• _EXERCISE DIRECTIONS_
Restate every line of the material below word for word, skipping the images.
┏━━
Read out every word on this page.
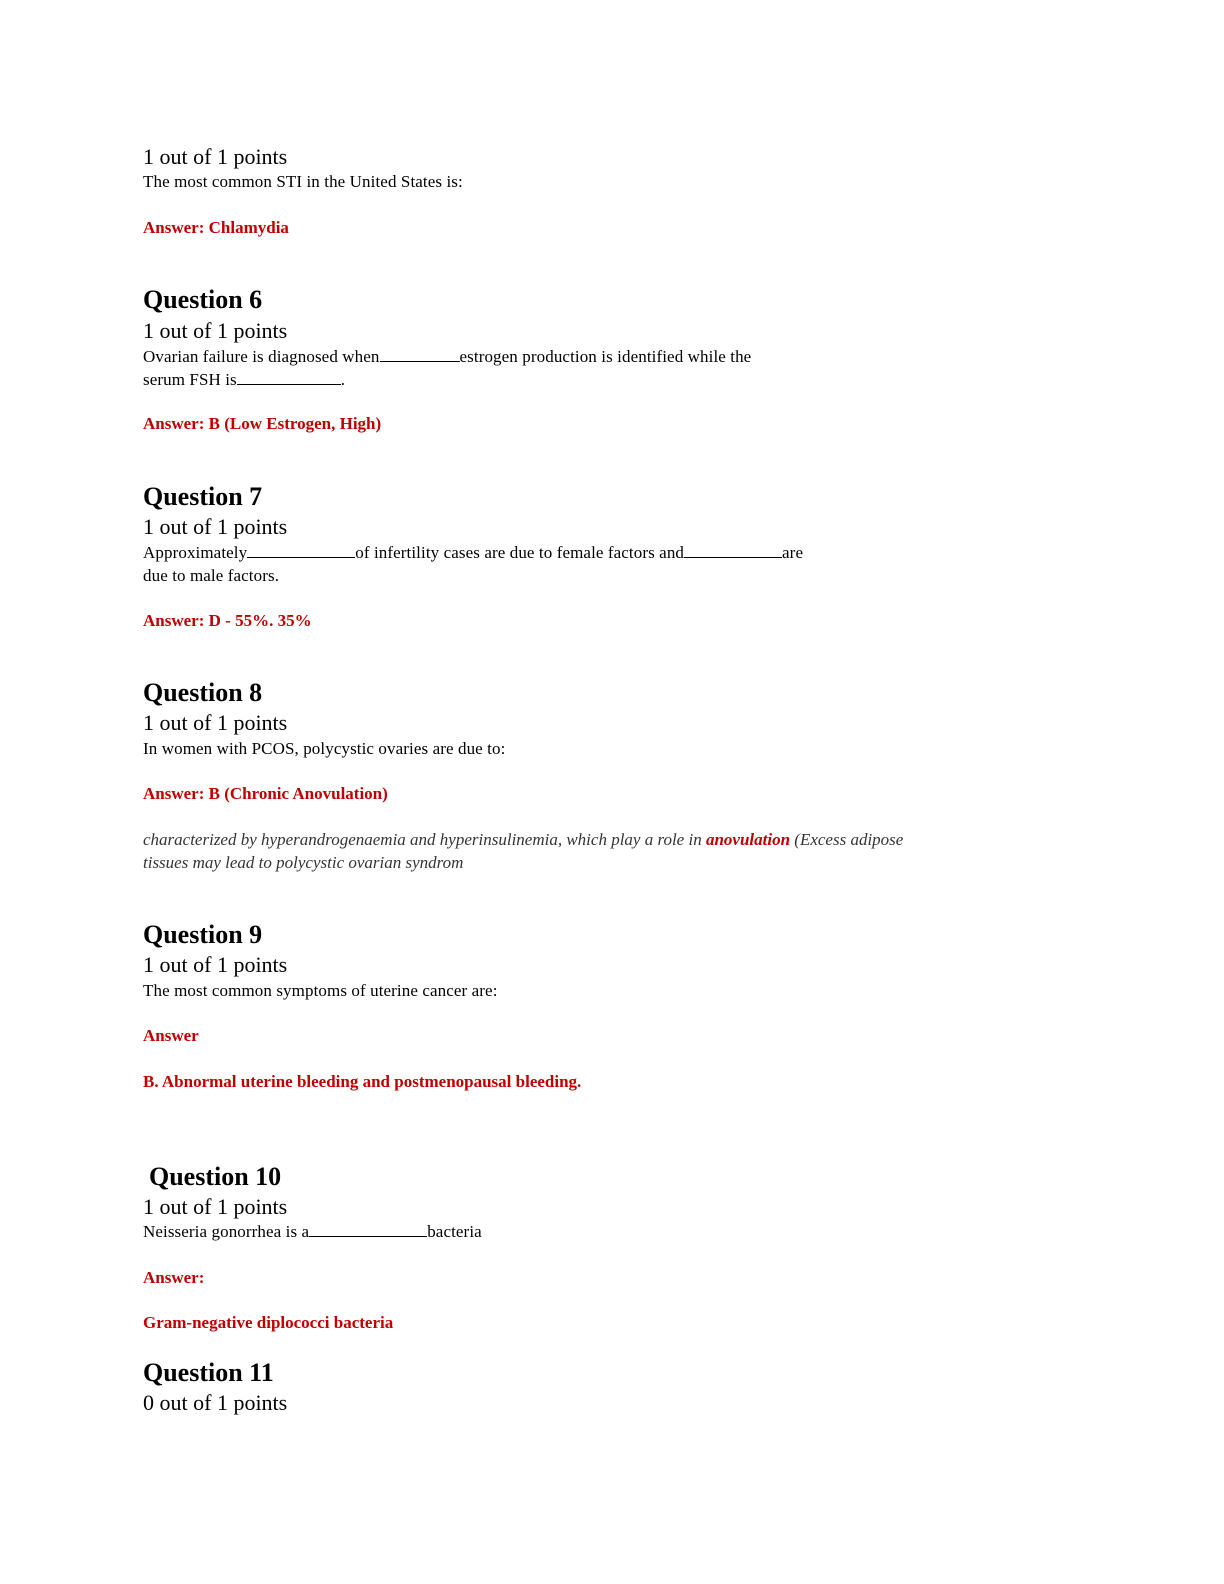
1 out of 1 points
The most common STI in the United States is:
Answer: Chlamydia
Question 6
1 out of 1 points
Ovarian failure is diagnosed when	estrogen production is identified while the
serum FSH is	.
Answer: B (Low Estrogen, High)
Question 7
1 out of 1 points
Approximately	of infertility cases are due to female factors and	are
due to male factors.
Answer: D - 55%. 35%
Question 8
1 out of 1 points
In women with PCOS, polycystic ovaries are due to:
Answer: B (Chronic Anovulation)
characterized by hyperandrogenaemia and hyperinsulinemia, which play a role in anovulation (Excess adipose
tissues may lead to polycystic ovarian syndrom
Question 9
1 out of 1 points
The most common symptoms of uterine cancer are:
Answer
B. Abnormal uterine bleeding and postmenopausal bleeding.
Question 10
1 out of 1 points
Neisseria gonorrhea is a	bacteria
Answer:
Gram-negative diplococci bacteria
Question 11
0 out of 1 points
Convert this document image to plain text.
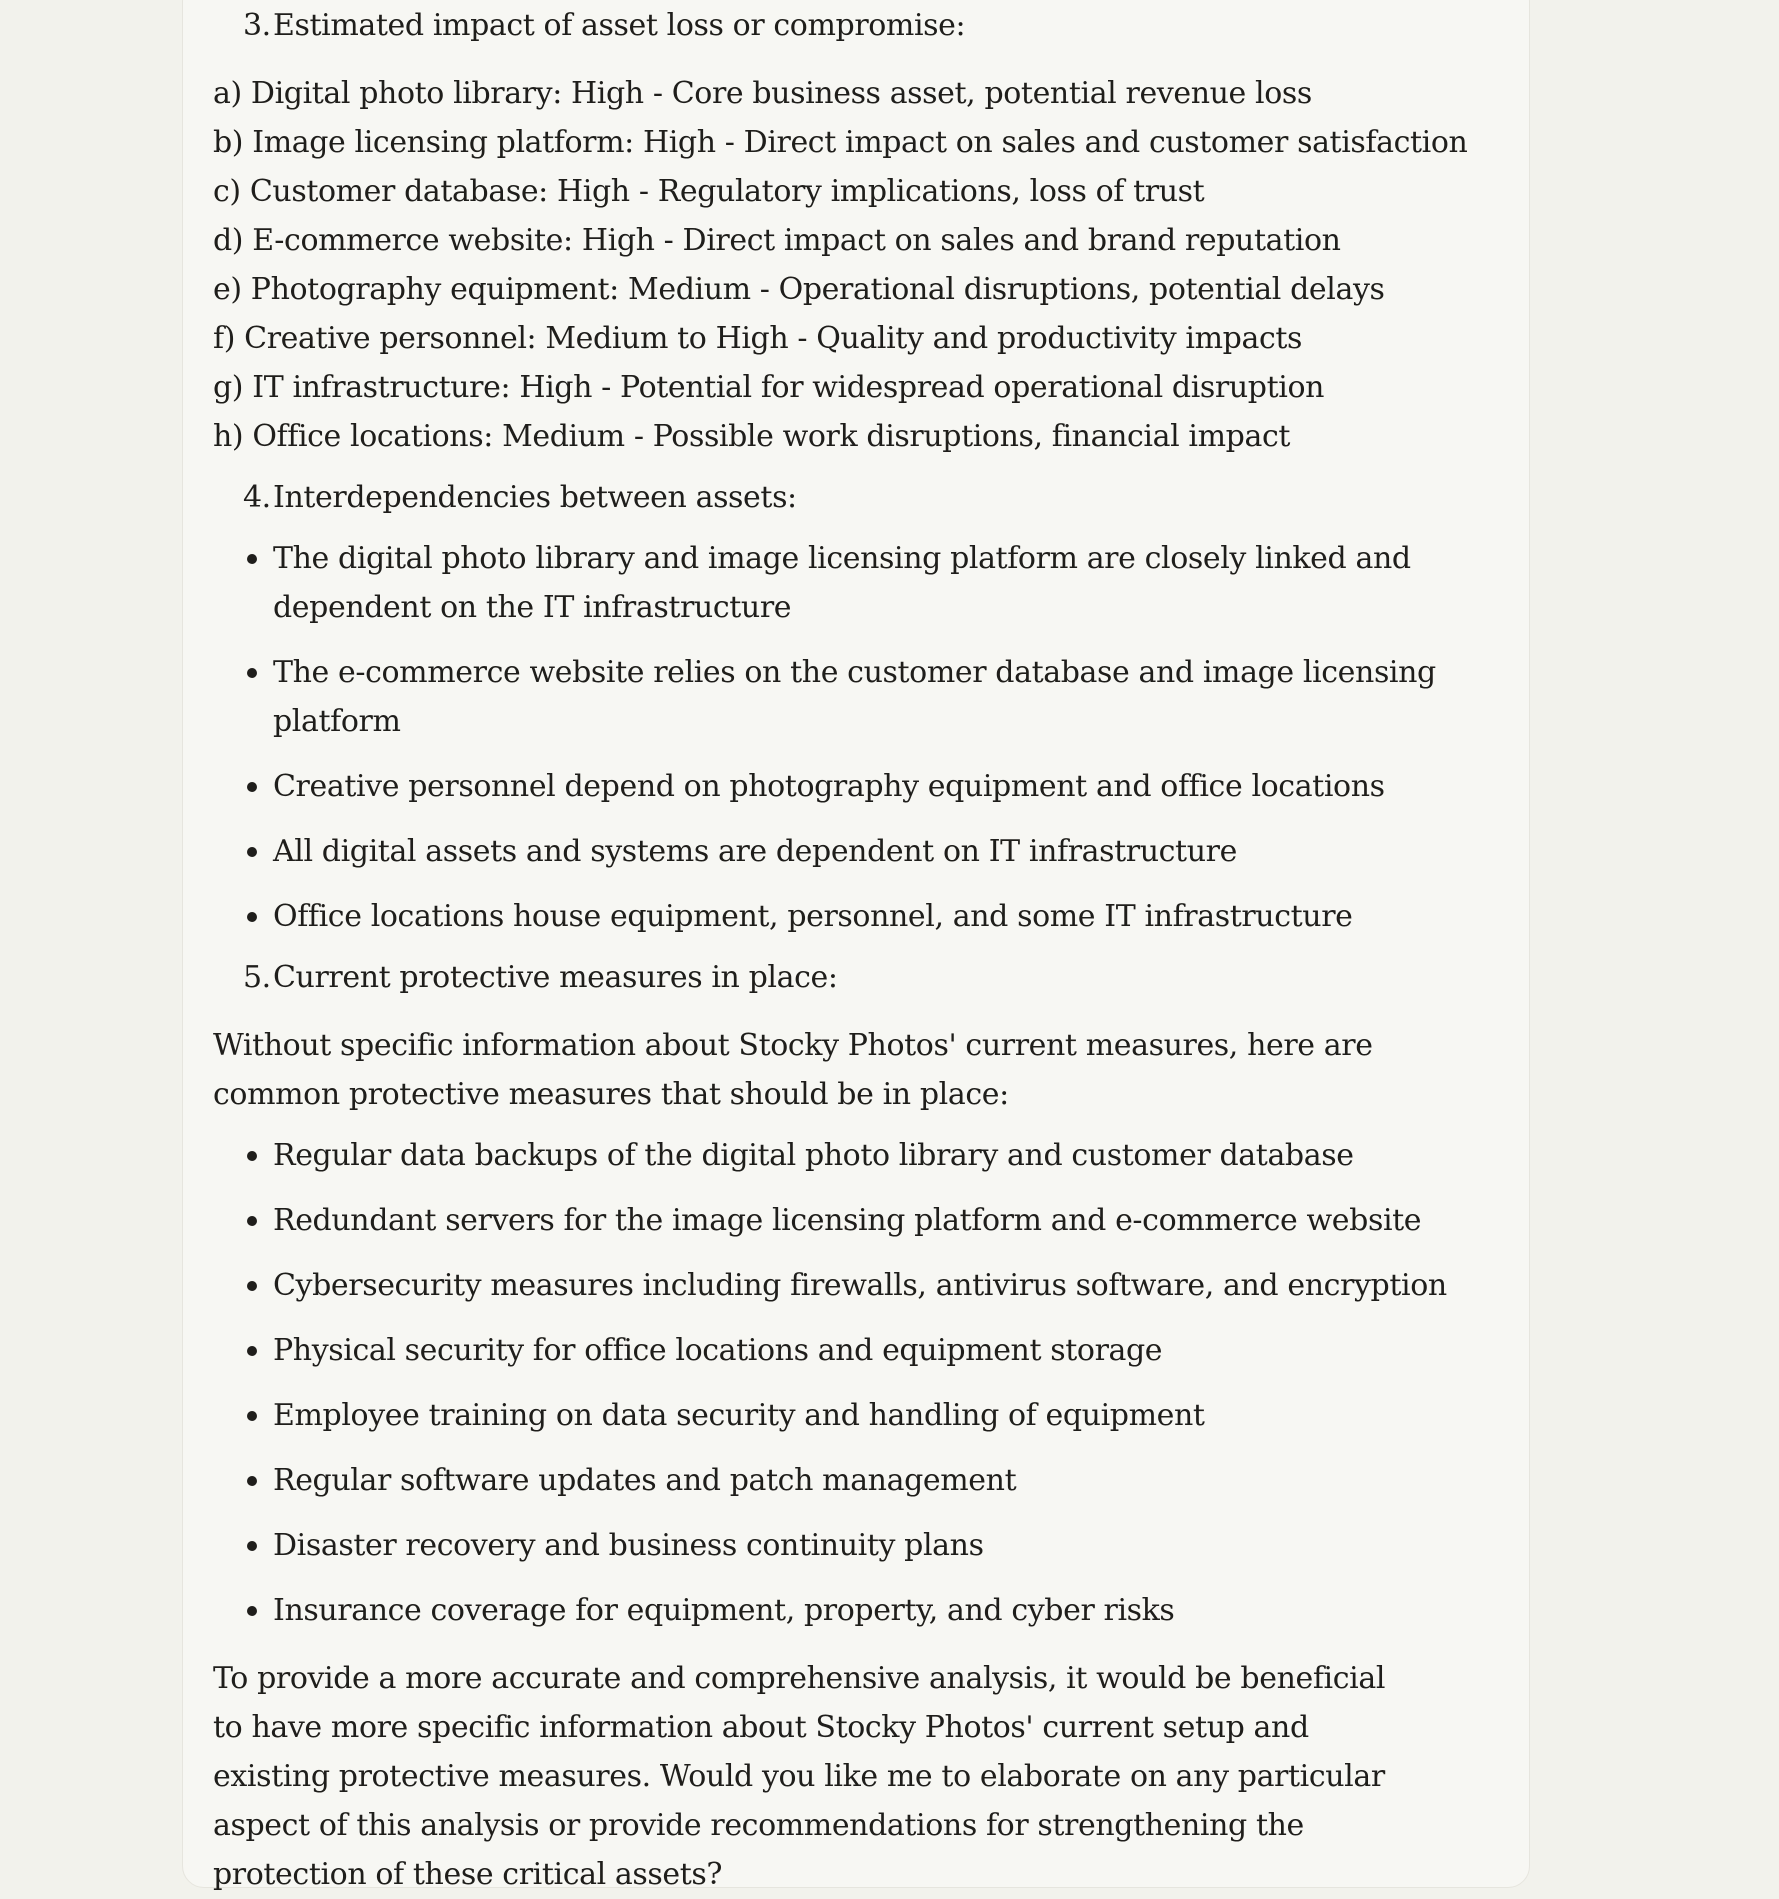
3. Estimated impact of asset loss or compromise:

a) Digital photo library: High - Core business asset, potential revenue loss

b) Image licensing platform: High - Direct impact on sales and customer satisfaction

c) Customer database: High - Regulatory implications, loss of trust

d) E-commerce website: High - Direct impact on sales and brand reputation

e) Photography equipment: Medium - Operational disruptions, potential delays

f) Creative personnel: Medium to High - Quality and productivity impacts

g) IT infrastructure: High - Potential for widespread operational disruption

h) Office locations: Medium - Possible work disruptions, financial impact

4. Interdependencies between assets:
The digital photo library and image licensing platform are closely linked and dependent on the IT infrastructure
The e-commerce website relies on the customer database and image licensing platform
Creative personnel depend on photography equipment and office locations
All digital assets and systems are dependent on IT infrastructure
Office locations house equipment, personnel, and some IT infrastructure
5. Current protective measures in place:

Without specific information about Stocky Photos' current measures, here are common protective measures that should be in place:

Regular data backups of the digital photo library and customer database
Redundant servers for the image licensing platform and e-commerce website
Cybersecurity measures including firewalls, antivirus software, and encryption
Physical security for office locations and equipment storage
Employee training on data security and handling of equipment
Regular software updates and patch management
Disaster recovery and business continuity plans
Insurance coverage for equipment, property, and cyber risks

To provide a more accurate and comprehensive analysis, it would be beneficial to have more specific information about Stocky Photos' current setup and existing protective measures. Would you like me to elaborate on any particular aspect of this analysis or provide recommendations for strengthening the protection of these critical assets?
┗━━
• _TASK ANSWER_
Read out every word on this page.
1 out of 1 points
The most common STI in the United States is:
Answer: Chlamydia
Question 6
1 out of 1 points
Ovarian failure is diagnosed when	estrogen production is identified while the
serum FSH is	.
Answer: B (Low Estrogen, High)
Question 7
1 out of 1 points
Approximately	of infertility cases are due to female factors and	are
due to male factors.
Answer: D - 55%. 35%
Question 8
1 out of 1 points
In women with PCOS, polycystic ovaries are due to:
Answer: B (Chronic Anovulation)
characterized by hyperandrogenaemia and hyperinsulinemia, which play a role in anovulation (Excess adipose
tissues may lead to polycystic ovarian syndrom
Question 9
1 out of 1 points
The most common symptoms of uterine cancer are:
Answer
B. Abnormal uterine bleeding and postmenopausal bleeding.
Question 10
1 out of 1 points
Neisseria gonorrhea is a	bacteria
Answer:
Gram-negative diplococci bacteria
Question 11
0 out of 1 points
Convert this document image to plain text.
3. Estimated impact of asset loss or compromise:

a) Digital photo library: High - Core business asset, potential revenue loss

b) Image licensing platform: High - Direct impact on sales and customer satisfaction

c) Customer database: High - Regulatory implications, loss of trust

d) E-commerce website: High - Direct impact on sales and brand reputation

e) Photography equipment: Medium - Operational disruptions, potential delays

f) Creative personnel: Medium to High - Quality and productivity impacts

g) IT infrastructure: High - Potential for widespread operational disruption

h) Office locations: Medium - Possible work disruptions, financial impact

4. Interdependencies between assets:
The digital photo library and image licensing platform are closely linked and dependent on the IT infrastructure
The e-commerce website relies on the customer database and image licensing platform
Creative personnel depend on photography equipment and office locations
All digital assets and systems are dependent on IT infrastructure
Office locations house equipment, personnel, and some IT infrastructure
5. Current protective measures in place:

Without specific information about Stocky Photos' current measures, here are common protective measures that should be in place:

Regular data backups of the digital photo library and customer database
Redundant servers for the image licensing platform and e-commerce website
Cybersecurity measures including firewalls, antivirus software, and encryption
Physical security for office locations and equipment storage
Employee training on data security and handling of equipment
Regular software updates and patch management
Disaster recovery and business continuity plans
Insurance coverage for equipment, property, and cyber risks

To provide a more accurate and comprehensive analysis, it would be beneficial to have more specific information about Stocky Photos' current setup and existing protective measures. Would you like me to elaborate on any particular aspect of this analysis or provide recommendations for strengthening the protection of these critical assets?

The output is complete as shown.